• THE TASK:
Exactly reproduce all the records, keeping pictures out of the copy.

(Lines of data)
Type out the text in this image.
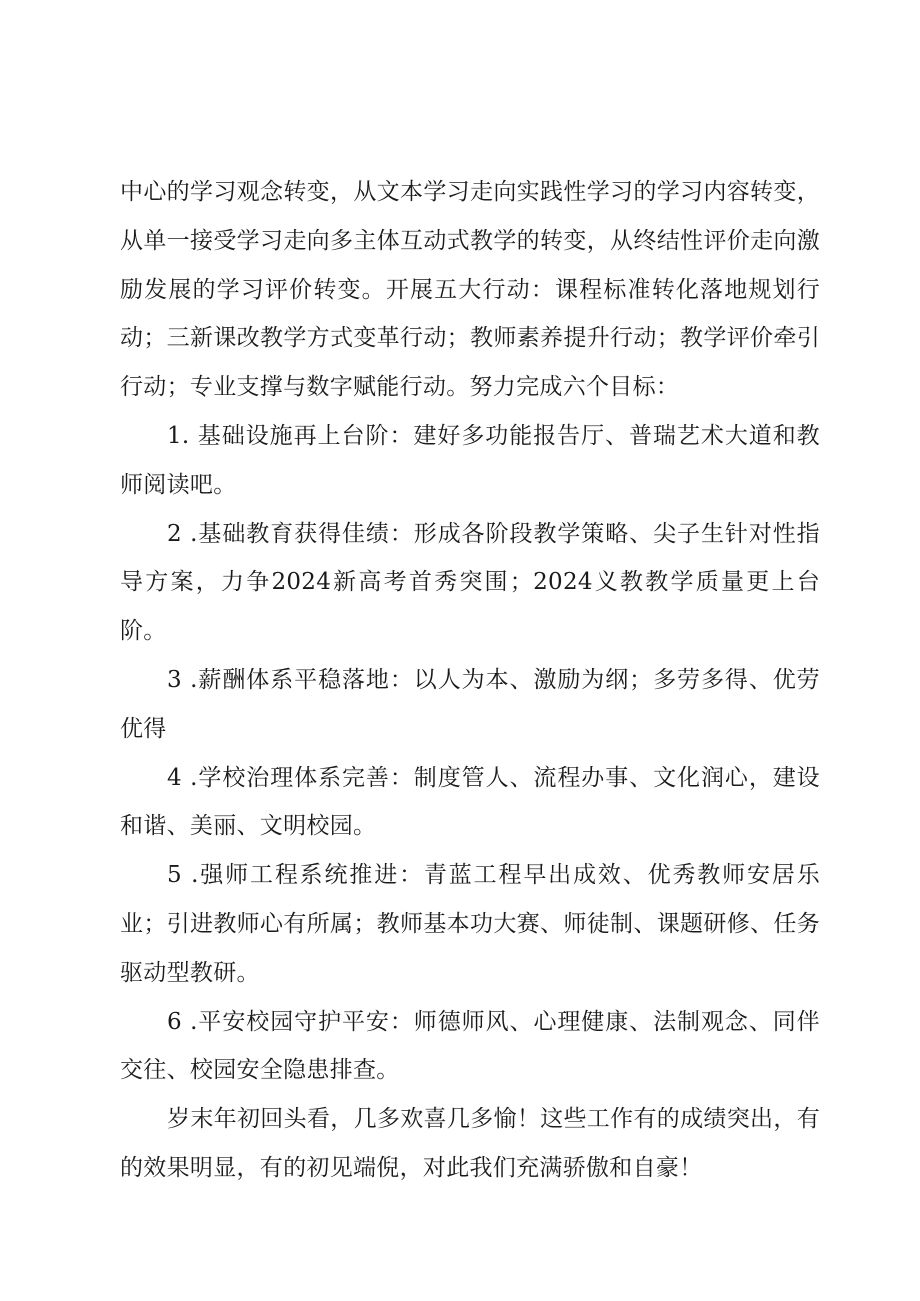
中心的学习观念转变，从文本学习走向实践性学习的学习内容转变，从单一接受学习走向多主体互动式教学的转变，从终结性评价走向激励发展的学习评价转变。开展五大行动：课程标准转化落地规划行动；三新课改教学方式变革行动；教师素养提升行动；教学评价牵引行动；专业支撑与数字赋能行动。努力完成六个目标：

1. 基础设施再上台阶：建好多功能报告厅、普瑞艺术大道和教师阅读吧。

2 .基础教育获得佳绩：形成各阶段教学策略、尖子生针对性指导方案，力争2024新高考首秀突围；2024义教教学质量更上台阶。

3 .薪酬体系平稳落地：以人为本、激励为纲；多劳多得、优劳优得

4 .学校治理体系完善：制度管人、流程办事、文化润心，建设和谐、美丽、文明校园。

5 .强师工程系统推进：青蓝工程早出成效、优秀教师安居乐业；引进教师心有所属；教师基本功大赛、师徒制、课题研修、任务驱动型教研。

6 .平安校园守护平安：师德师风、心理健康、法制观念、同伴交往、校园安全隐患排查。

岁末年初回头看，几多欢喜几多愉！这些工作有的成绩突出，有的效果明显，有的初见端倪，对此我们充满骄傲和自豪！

• WORKED ANSWER:
Type out the text in this image.
中心的学习观念转变，从文本学习走向实践性学习的学习内容转变，从单一接受学习走向多主体互动式教学的转变，从终结性评价走向激励发展的学习评价转变。开展五大行动：课程标准转化落地规划行动；三新课改教学方式变革行动；教师素养提升行动；教学评价牵引行动；专业支撑与数字赋能行动。努力完成六个目标：

1. 基础设施再上台阶：建好多功能报告厅、普瑞艺术大道和教师阅读吧。

2 .基础教育获得佳绩：形成各阶段教学策略、尖子生针对性指导方案，力争2024新高考首秀突围；2024义教教学质量更上台阶。

3 .薪酬体系平稳落地：以人为本、激励为纲；多劳多得、优劳优得

4 .学校治理体系完善：制度管人、流程办事、文化润心，建设和谐、美丽、文明校园。

5 .强师工程系统推进：青蓝工程早出成效、优秀教师安居乐业；引进教师心有所属；教师基本功大赛、师徒制、课题研修、任务驱动型教研。

6 .平安校园守护平安：师德师风、心理健康、法制观念、同伴交往、校园安全隐患排查。

岁末年初回头看，几多欢喜几多愉！这些工作有的成绩突出，有的效果明显，有的初见端倪，对此我们充满骄傲和自豪！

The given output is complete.